Review the listing and copy each line that holds the word "modules".

::: Dataset entries

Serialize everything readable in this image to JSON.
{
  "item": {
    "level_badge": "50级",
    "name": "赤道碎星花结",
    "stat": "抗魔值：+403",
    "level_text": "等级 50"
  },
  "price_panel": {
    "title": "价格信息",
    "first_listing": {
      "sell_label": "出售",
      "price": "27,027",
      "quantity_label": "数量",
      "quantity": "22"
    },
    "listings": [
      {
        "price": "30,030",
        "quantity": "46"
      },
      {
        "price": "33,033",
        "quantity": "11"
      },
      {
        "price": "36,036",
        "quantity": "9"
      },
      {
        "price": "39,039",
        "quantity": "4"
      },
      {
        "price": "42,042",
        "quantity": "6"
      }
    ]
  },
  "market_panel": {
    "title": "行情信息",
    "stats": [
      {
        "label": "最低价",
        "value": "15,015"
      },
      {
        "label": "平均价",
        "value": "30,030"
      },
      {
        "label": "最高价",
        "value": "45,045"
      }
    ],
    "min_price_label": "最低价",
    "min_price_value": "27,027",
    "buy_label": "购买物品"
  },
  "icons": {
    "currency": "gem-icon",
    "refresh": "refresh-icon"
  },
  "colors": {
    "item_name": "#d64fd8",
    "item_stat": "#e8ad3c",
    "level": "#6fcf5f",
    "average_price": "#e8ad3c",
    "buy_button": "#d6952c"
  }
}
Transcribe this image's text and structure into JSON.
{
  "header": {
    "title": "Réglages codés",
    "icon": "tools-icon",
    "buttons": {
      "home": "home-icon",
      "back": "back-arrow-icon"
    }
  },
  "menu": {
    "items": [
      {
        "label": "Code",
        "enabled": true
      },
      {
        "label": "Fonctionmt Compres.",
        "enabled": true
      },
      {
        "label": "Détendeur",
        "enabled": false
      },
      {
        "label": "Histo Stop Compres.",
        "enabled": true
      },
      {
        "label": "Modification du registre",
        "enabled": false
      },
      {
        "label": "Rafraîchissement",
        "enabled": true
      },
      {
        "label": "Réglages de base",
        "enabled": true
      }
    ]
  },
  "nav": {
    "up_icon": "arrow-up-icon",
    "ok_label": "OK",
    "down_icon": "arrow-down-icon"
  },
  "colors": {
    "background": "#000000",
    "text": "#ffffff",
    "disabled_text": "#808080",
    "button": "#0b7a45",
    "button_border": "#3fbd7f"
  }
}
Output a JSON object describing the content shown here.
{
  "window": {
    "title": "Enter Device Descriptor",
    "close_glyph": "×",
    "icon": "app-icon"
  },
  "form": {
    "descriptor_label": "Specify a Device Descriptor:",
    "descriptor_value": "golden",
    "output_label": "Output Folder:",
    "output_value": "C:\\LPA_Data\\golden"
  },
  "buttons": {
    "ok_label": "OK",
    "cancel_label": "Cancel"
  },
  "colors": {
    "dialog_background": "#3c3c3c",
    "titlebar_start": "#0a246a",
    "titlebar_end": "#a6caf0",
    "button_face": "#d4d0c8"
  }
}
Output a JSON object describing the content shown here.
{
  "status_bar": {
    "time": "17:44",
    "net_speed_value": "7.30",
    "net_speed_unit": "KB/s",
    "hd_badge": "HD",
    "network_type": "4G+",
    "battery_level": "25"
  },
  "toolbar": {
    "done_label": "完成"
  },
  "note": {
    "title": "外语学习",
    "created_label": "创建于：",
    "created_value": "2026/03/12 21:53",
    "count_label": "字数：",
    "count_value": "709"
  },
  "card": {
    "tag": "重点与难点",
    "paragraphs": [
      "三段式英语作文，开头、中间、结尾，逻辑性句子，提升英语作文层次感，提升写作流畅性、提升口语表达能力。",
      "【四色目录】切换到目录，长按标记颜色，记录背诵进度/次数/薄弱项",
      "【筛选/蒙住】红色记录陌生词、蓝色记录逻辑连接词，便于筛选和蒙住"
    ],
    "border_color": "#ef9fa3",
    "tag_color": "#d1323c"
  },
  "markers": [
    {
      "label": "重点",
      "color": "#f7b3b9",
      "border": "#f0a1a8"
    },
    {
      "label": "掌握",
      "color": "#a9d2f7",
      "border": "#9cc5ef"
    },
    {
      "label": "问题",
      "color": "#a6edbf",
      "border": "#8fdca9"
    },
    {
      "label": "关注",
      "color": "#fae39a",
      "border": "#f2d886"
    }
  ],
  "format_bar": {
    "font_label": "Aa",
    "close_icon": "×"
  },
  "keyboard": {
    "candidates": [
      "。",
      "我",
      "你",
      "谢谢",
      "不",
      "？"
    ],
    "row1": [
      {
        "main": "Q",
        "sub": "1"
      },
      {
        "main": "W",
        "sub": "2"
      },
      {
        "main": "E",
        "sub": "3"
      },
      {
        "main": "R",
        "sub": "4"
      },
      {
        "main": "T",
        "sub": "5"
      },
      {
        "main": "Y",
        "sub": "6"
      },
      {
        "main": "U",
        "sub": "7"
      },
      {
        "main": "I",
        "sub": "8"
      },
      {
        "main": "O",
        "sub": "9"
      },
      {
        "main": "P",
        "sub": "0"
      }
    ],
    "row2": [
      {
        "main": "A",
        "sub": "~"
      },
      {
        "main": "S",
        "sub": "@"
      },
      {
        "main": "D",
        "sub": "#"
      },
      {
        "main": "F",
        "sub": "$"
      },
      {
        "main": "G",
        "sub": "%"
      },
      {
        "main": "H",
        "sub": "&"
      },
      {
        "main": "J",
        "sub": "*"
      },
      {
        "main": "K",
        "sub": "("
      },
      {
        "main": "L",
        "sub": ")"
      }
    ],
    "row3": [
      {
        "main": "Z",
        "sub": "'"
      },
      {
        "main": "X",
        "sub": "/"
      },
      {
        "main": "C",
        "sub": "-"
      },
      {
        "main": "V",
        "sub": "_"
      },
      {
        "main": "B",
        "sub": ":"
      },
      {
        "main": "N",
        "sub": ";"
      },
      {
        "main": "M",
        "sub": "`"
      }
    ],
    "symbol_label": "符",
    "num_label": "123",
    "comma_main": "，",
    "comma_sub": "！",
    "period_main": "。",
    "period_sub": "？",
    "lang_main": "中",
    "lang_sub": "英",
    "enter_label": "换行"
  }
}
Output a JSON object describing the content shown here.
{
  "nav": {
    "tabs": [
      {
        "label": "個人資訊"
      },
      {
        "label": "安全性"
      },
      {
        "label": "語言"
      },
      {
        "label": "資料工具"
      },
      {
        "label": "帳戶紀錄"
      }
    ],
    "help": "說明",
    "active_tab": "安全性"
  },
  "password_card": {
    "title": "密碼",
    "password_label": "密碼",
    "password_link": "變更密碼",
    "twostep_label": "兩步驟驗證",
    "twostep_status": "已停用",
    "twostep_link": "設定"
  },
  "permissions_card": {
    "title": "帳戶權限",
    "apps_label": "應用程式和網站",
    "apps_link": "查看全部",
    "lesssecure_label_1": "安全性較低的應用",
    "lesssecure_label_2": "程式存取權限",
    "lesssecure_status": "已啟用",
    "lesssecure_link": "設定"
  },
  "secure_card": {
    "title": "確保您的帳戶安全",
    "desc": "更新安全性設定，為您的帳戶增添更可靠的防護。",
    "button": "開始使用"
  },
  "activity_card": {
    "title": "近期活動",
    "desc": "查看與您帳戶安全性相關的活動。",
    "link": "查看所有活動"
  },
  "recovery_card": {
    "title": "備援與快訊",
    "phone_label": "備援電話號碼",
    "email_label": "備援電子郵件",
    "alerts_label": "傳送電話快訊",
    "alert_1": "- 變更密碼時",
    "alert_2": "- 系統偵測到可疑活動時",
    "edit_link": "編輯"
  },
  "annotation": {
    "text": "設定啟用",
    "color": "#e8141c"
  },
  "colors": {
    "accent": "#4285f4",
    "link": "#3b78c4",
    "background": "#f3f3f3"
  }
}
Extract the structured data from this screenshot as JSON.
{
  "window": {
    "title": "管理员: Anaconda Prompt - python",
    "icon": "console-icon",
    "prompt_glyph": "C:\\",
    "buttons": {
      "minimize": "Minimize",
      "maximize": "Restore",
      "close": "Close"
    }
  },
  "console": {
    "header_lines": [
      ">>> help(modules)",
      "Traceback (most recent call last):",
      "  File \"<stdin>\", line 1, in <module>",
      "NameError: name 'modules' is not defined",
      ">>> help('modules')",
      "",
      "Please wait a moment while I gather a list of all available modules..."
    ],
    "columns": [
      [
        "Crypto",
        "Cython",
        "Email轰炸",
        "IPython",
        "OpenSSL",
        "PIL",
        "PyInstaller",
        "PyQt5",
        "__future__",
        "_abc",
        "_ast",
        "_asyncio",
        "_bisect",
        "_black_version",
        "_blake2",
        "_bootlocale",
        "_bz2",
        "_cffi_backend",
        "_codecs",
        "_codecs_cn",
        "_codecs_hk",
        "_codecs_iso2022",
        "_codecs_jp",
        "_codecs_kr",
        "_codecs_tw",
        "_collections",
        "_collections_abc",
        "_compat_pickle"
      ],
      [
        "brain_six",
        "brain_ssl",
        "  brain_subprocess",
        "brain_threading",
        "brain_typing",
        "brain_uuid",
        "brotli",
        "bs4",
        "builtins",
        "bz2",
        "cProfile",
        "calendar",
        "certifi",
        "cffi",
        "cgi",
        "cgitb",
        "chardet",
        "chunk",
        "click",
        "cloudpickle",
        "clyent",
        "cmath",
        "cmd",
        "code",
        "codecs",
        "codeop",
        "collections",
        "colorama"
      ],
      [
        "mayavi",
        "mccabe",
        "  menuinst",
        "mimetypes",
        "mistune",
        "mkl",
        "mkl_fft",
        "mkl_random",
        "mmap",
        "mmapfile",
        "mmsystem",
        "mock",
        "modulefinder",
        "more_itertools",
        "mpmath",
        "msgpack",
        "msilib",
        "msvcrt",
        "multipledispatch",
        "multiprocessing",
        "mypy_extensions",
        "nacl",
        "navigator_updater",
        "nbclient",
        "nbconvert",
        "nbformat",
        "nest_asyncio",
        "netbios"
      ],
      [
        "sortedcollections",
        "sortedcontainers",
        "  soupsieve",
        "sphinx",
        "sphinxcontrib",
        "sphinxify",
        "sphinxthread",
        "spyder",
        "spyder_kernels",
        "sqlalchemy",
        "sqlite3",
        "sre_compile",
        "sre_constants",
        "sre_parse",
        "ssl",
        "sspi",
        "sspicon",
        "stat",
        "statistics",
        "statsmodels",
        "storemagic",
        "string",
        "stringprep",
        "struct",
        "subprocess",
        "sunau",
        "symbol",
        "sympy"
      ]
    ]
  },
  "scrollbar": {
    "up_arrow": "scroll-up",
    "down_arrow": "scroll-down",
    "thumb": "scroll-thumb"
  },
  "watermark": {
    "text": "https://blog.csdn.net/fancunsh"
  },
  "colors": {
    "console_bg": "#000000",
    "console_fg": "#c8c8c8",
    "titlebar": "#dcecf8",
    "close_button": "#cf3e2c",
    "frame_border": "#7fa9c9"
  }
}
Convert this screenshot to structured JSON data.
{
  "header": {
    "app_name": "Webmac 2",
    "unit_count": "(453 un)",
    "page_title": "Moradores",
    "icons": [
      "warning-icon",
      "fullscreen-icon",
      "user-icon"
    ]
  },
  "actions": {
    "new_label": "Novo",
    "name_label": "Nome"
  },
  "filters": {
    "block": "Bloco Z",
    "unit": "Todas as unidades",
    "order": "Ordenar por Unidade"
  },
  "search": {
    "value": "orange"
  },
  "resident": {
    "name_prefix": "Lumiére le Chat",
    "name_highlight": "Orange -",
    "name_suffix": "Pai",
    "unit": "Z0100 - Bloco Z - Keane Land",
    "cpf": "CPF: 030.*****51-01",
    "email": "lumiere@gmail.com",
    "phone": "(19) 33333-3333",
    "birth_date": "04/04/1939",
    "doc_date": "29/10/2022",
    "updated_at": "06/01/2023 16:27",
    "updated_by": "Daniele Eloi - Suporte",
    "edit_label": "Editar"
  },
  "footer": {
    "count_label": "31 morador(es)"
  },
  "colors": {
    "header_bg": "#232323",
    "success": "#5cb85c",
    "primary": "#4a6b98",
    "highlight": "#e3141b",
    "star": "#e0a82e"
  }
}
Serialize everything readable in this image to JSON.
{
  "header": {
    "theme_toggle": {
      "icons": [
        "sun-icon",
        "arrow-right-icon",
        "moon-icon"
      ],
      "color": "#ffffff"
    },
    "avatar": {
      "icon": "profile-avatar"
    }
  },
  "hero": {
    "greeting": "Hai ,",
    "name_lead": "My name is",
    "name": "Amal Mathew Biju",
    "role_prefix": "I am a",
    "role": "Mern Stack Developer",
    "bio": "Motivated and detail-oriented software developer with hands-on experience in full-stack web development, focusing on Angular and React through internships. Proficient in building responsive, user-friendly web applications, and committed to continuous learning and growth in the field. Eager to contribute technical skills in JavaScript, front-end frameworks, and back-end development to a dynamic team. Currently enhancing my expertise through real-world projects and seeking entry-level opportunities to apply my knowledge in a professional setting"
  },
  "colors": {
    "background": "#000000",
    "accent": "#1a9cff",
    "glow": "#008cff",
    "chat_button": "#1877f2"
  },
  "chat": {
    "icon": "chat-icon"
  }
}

::::::

> [Response]:
      ">>> help(modules)",
      "NameError: name 'modules' is not defined",
      ">>> help('modules')",
      "Please wait a moment while I gather a list of all available modules..."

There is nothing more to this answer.